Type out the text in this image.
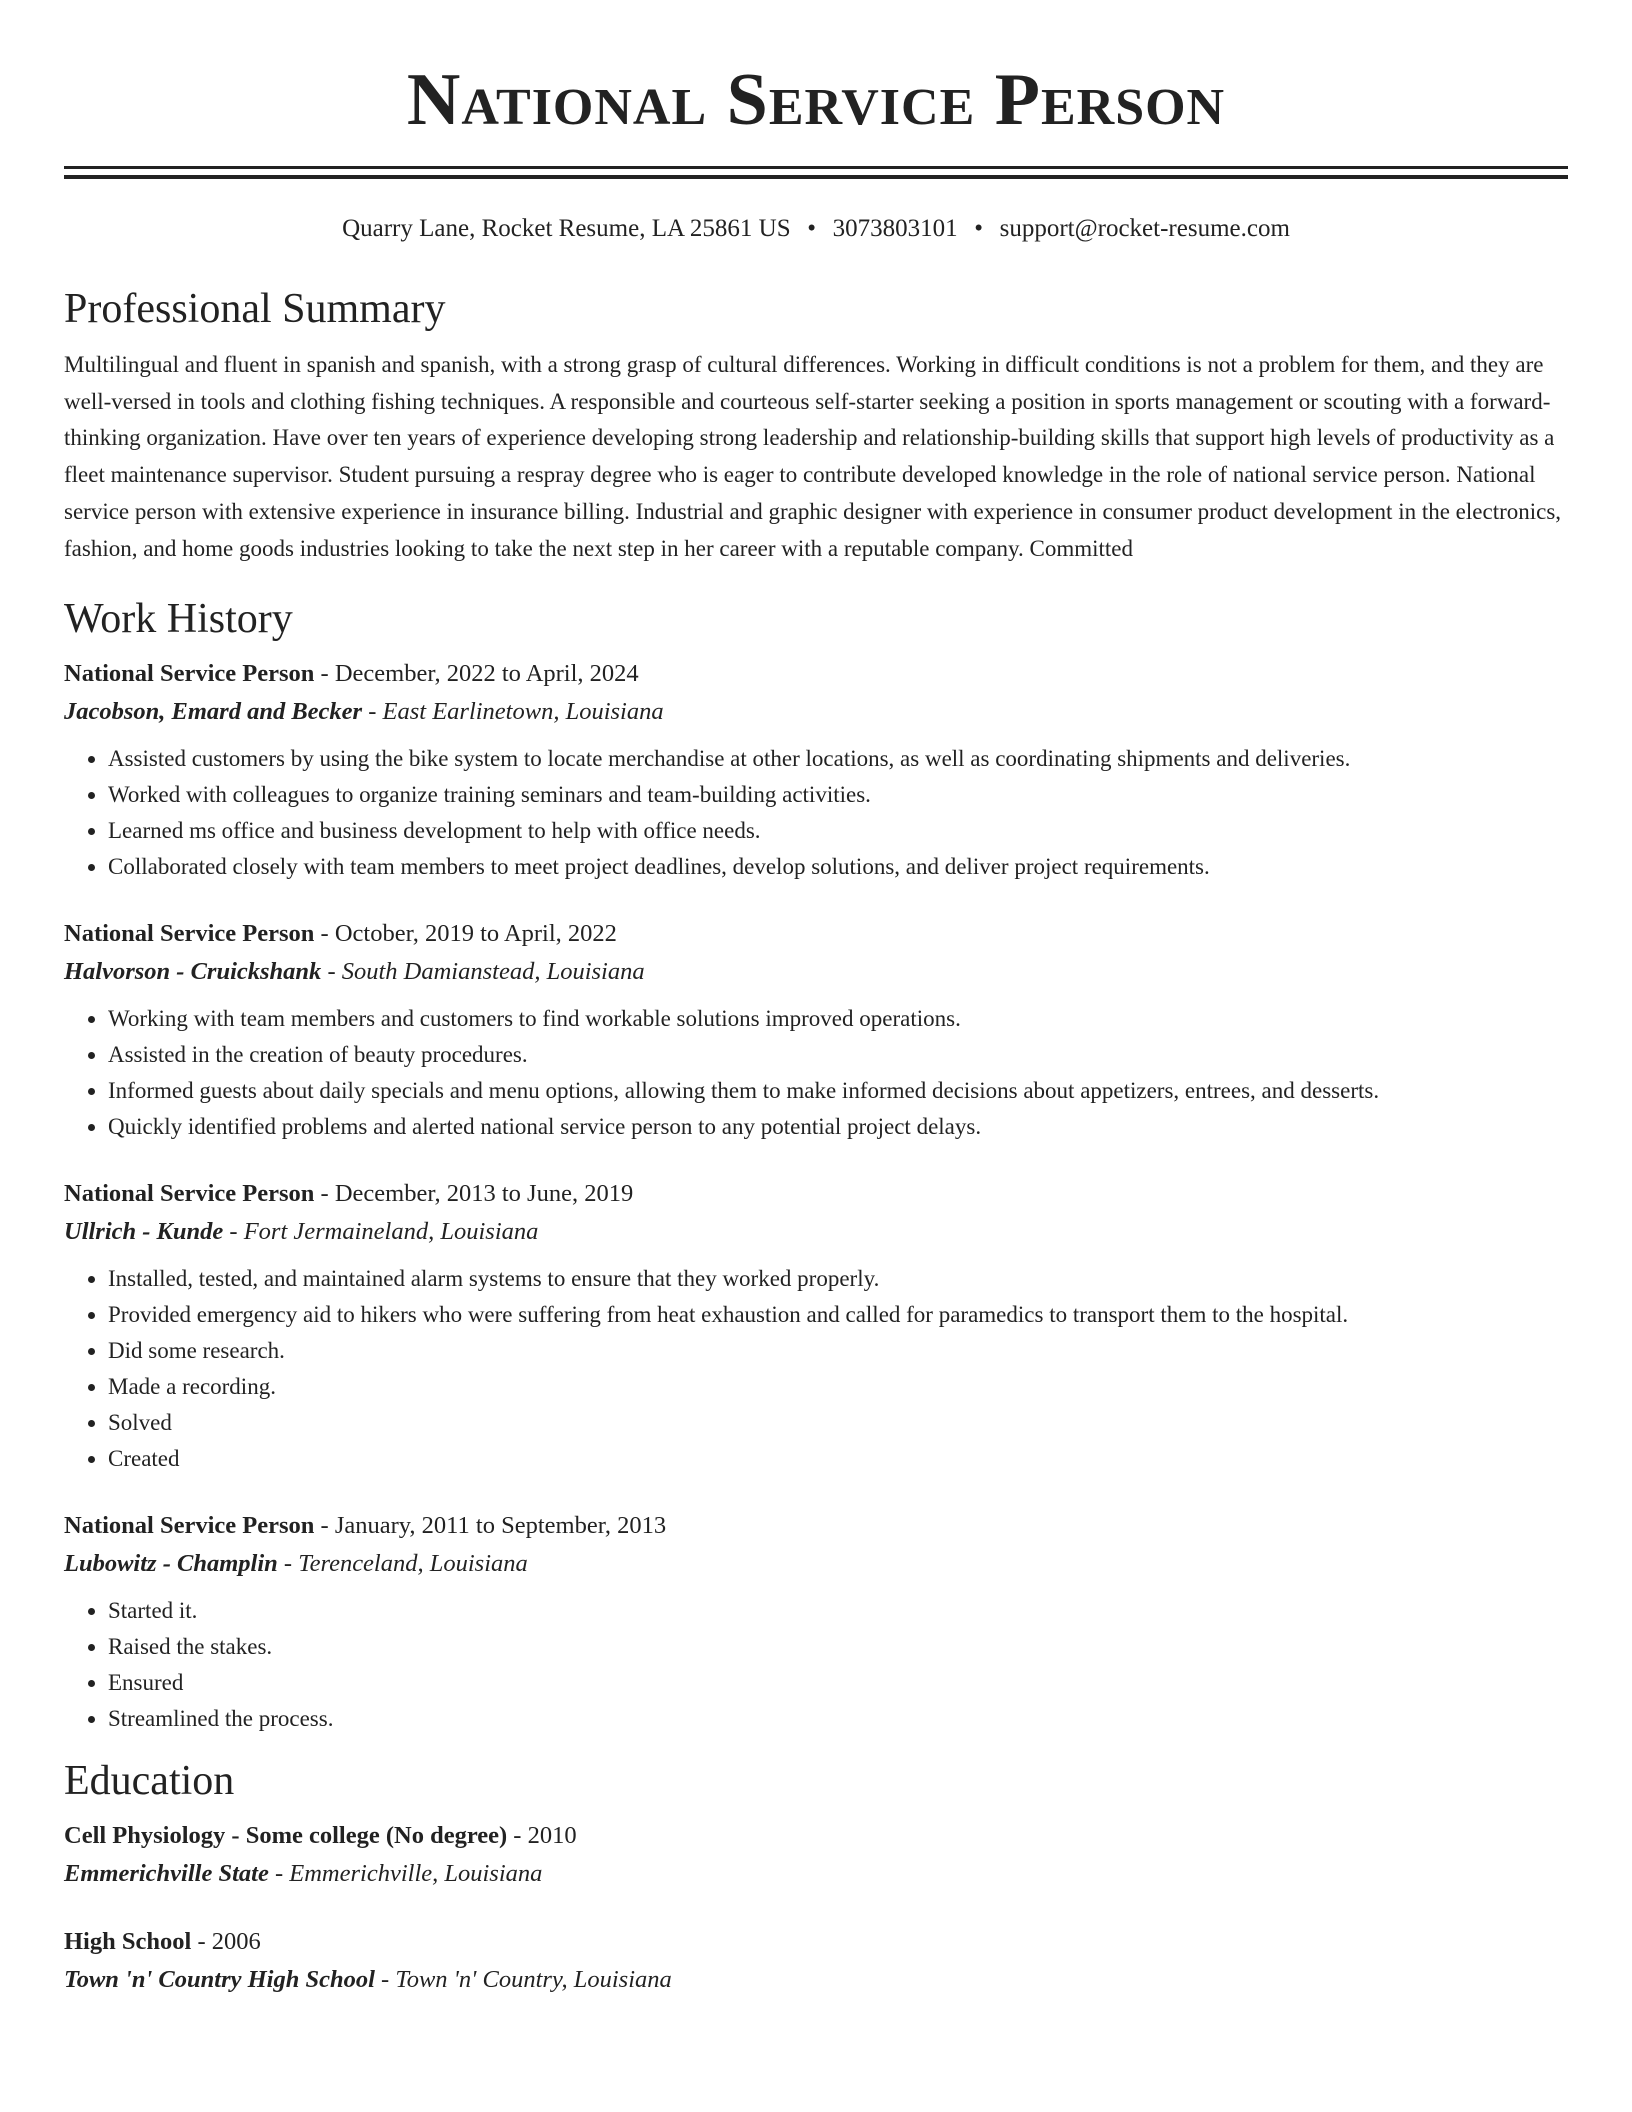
National Service Person
Quarry Lane, Rocket Resume, LA 25861 US • 3073803101 • support@rocket-resume.com
Professional Summary
Multilingual and fluent in spanish and spanish, with a strong grasp of cultural differences. Working in difficult conditions is not a problem for them, and they are well-versed in tools and clothing fishing techniques. A responsible and courteous self-starter seeking a position in sports management or scouting with a forward-thinking organization. Have over ten years of experience developing strong leadership and relationship-building skills that support high levels of productivity as a fleet maintenance supervisor. Student pursuing a respray degree who is eager to contribute developed knowledge in the role of national service person. National service person with extensive experience in insurance billing. Industrial and graphic designer with experience in consumer product development in the electronics, fashion, and home goods industries looking to take the next step in her career with a reputable company. Committed
Work History
National Service Person - December, 2022 to April, 2024
Jacobson, Emard and Becker - East Earlinetown, Louisiana
• Assisted customers by using the bike system to locate merchandise at other locations, as well as coordinating shipments and deliveries.
• Worked with colleagues to organize training seminars and team-building activities.
• Learned ms office and business development to help with office needs.
• Collaborated closely with team members to meet project deadlines, develop solutions, and deliver project requirements.
National Service Person - October, 2019 to April, 2022
Halvorson - Cruickshank - South Damianstead, Louisiana
• Working with team members and customers to find workable solutions improved operations.
• Assisted in the creation of beauty procedures.
• Informed guests about daily specials and menu options, allowing them to make informed decisions about appetizers, entrees, and desserts.
• Quickly identified problems and alerted national service person to any potential project delays.
National Service Person - December, 2013 to June, 2019
Ullrich - Kunde - Fort Jermaineland, Louisiana
• Installed, tested, and maintained alarm systems to ensure that they worked properly.
• Provided emergency aid to hikers who were suffering from heat exhaustion and called for paramedics to transport them to the hospital.
• Did some research.
• Made a recording.
• Solved
• Created
National Service Person - January, 2011 to September, 2013
Lubowitz - Champlin - Terenceland, Louisiana
• Started it.
• Raised the stakes.
• Ensured
• Streamlined the process.
Education
Cell Physiology - Some college (No degree) - 2010
Emmerichville State - Emmerichville, Louisiana
High School - 2006
Town 'n' Country High School - Town 'n' Country, Louisiana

==============================

▸ **SHORT EXERCISE**: Could you reproduce every record above exactly, leaving out the pictures?

▸ **COMPLETE OUTPUT**:
Type out the text in this image.
National Service Person
Quarry Lane, Rocket Resume, LA 25861 US • 3073803101 • support@rocket-resume.com
Professional Summary
Multilingual and fluent in spanish and spanish, with a strong grasp of cultural differences. Working in difficult conditions is not a problem for them, and they are well-versed in tools and clothing fishing techniques. A responsible and courteous self-starter seeking a position in sports management or scouting with a forward-thinking organization. Have over ten years of experience developing strong leadership and relationship-building skills that support high levels of productivity as a fleet maintenance supervisor. Student pursuing a respray degree who is eager to contribute developed knowledge in the role of national service person. National service person with extensive experience in insurance billing. Industrial and graphic designer with experience in consumer product development in the electronics, fashion, and home goods industries looking to take the next step in her career with a reputable company. Committed
Work History
National Service Person - December, 2022 to April, 2024
Jacobson, Emard and Becker - East Earlinetown, Louisiana
• Assisted customers by using the bike system to locate merchandise at other locations, as well as coordinating shipments and deliveries.
• Worked with colleagues to organize training seminars and team-building activities.
• Learned ms office and business development to help with office needs.
• Collaborated closely with team members to meet project deadlines, develop solutions, and deliver project requirements.
National Service Person - October, 2019 to April, 2022
Halvorson - Cruickshank - South Damianstead, Louisiana
• Working with team members and customers to find workable solutions improved operations.
• Assisted in the creation of beauty procedures.
• Informed guests about daily specials and menu options, allowing them to make informed decisions about appetizers, entrees, and desserts.
• Quickly identified problems and alerted national service person to any potential project delays.
National Service Person - December, 2013 to June, 2019
Ullrich - Kunde - Fort Jermaineland, Louisiana
• Installed, tested, and maintained alarm systems to ensure that they worked properly.
• Provided emergency aid to hikers who were suffering from heat exhaustion and called for paramedics to transport them to the hospital.
• Did some research.
• Made a recording.
• Solved
• Created
National Service Person - January, 2011 to September, 2013
Lubowitz - Champlin - Terenceland, Louisiana
• Started it.
• Raised the stakes.
• Ensured
• Streamlined the process.
Education
Cell Physiology - Some college (No degree) - 2010
Emmerichville State - Emmerichville, Louisiana
High School - 2006
Town 'n' Country High School - Town 'n' Country, Louisiana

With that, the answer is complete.